Lines containing the string "Veränderungen" are to be counted; report only how many there are.

--- START OF Data to process ---

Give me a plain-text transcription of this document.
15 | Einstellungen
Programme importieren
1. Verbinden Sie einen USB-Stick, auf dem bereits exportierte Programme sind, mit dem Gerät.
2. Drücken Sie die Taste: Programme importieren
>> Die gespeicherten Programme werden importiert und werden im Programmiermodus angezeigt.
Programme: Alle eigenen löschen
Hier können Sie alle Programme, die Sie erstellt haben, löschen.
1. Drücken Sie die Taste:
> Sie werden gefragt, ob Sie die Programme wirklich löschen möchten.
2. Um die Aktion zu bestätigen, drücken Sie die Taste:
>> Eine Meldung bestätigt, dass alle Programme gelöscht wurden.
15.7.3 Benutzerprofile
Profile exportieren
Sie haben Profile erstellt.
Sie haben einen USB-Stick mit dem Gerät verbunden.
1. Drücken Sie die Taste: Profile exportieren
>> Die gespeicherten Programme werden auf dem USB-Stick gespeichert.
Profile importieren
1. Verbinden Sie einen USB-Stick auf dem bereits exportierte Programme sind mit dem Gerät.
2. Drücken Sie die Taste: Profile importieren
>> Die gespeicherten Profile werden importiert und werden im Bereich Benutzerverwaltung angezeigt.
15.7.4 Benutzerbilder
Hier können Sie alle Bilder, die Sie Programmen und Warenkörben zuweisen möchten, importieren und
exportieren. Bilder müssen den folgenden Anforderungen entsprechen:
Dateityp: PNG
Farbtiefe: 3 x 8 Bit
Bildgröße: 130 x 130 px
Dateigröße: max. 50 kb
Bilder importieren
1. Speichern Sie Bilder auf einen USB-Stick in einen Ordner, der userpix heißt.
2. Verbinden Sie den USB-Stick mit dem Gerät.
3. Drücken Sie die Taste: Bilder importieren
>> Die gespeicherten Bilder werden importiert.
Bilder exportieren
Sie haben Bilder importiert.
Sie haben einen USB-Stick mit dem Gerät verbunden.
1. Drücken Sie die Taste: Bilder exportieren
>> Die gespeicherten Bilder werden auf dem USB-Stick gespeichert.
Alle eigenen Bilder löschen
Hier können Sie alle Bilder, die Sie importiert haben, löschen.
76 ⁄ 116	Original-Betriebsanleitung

--- END OF Data to process ---
--- START OF Data to process ---

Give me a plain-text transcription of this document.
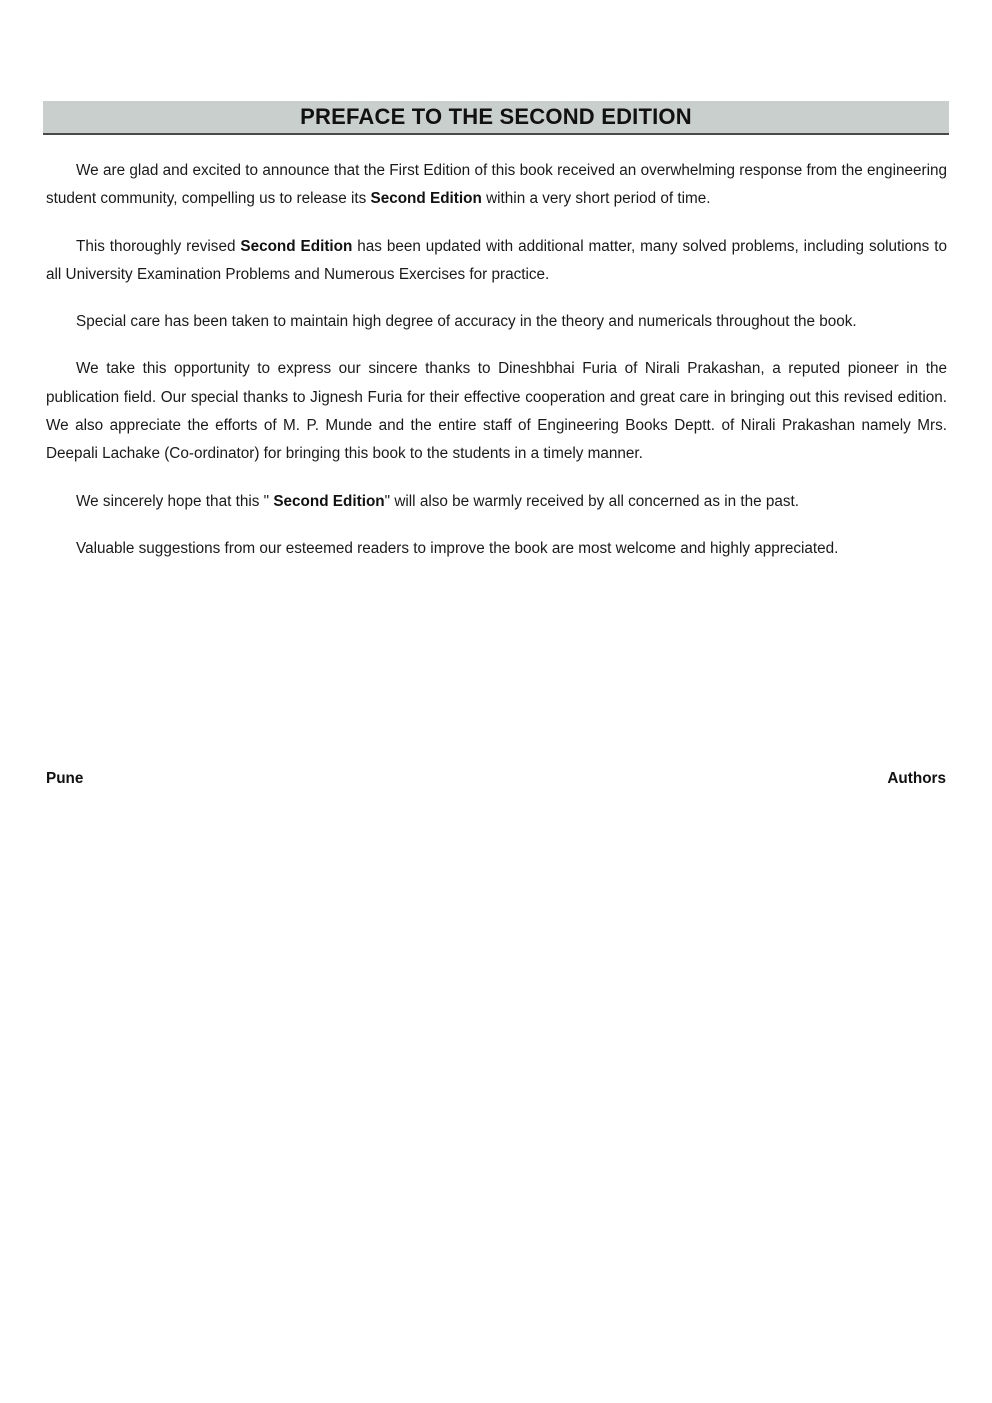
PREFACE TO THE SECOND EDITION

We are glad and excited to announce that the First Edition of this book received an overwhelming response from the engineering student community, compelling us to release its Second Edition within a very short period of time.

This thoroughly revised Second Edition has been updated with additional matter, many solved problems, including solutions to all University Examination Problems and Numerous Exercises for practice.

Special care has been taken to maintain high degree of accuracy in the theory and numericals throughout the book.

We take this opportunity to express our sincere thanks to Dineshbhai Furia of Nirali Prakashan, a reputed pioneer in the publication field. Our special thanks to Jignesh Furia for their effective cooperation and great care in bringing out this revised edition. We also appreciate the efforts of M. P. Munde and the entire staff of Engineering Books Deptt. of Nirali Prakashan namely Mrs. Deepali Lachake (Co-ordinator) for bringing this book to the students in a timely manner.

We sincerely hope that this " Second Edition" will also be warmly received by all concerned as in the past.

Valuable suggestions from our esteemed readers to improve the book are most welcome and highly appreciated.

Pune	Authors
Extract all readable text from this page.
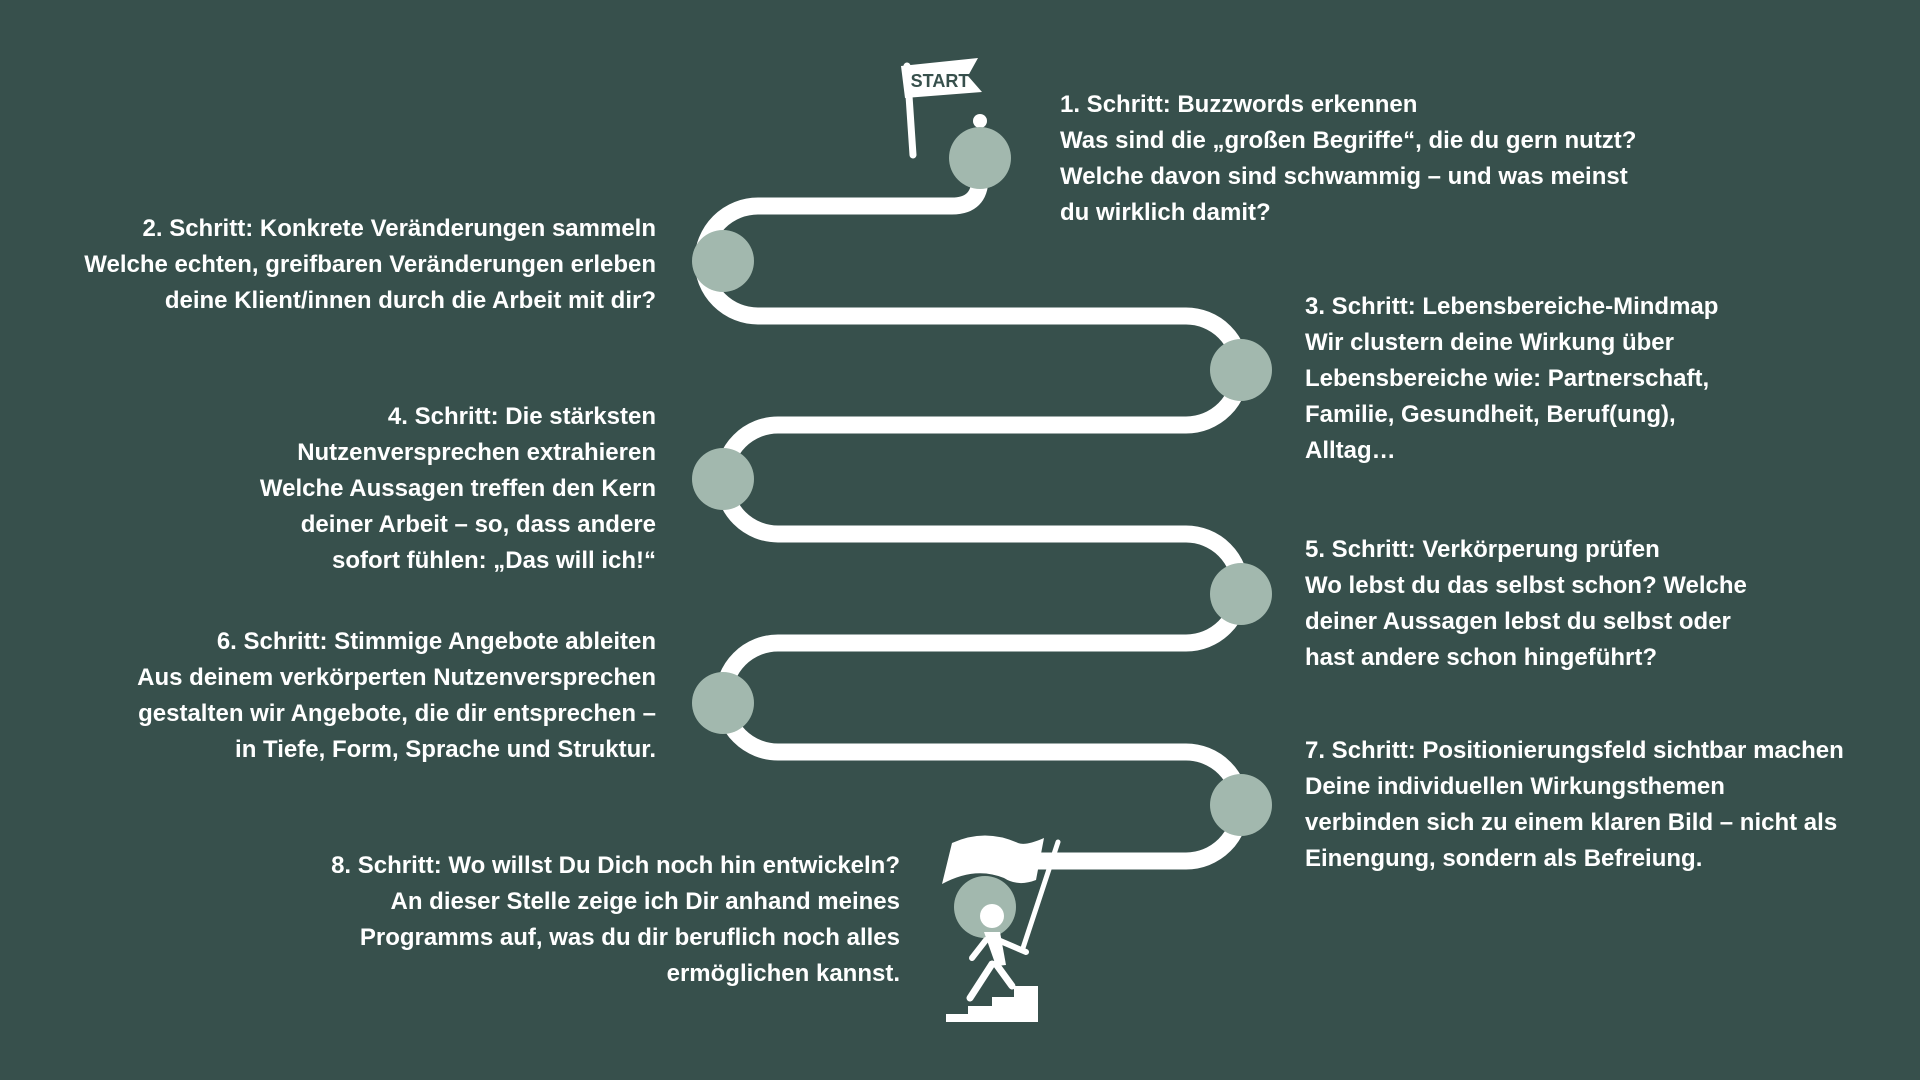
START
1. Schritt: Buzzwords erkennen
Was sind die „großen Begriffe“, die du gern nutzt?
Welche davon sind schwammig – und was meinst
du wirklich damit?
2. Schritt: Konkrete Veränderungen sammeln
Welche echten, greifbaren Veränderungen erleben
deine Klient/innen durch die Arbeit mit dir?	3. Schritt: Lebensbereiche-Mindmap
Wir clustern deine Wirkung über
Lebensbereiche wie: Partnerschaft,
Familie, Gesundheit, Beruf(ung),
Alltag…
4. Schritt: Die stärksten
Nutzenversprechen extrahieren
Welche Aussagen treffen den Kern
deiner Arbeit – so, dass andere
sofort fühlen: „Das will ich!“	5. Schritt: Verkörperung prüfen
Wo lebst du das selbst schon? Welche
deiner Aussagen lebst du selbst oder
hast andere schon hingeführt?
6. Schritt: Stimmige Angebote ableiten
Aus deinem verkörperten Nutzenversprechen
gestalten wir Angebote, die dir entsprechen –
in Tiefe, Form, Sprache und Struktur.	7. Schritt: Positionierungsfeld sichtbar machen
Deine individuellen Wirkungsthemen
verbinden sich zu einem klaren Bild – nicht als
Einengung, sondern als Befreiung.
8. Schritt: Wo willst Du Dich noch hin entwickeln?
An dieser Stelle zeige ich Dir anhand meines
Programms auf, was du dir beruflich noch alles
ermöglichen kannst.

--- END OF Data to process ---

## Result
2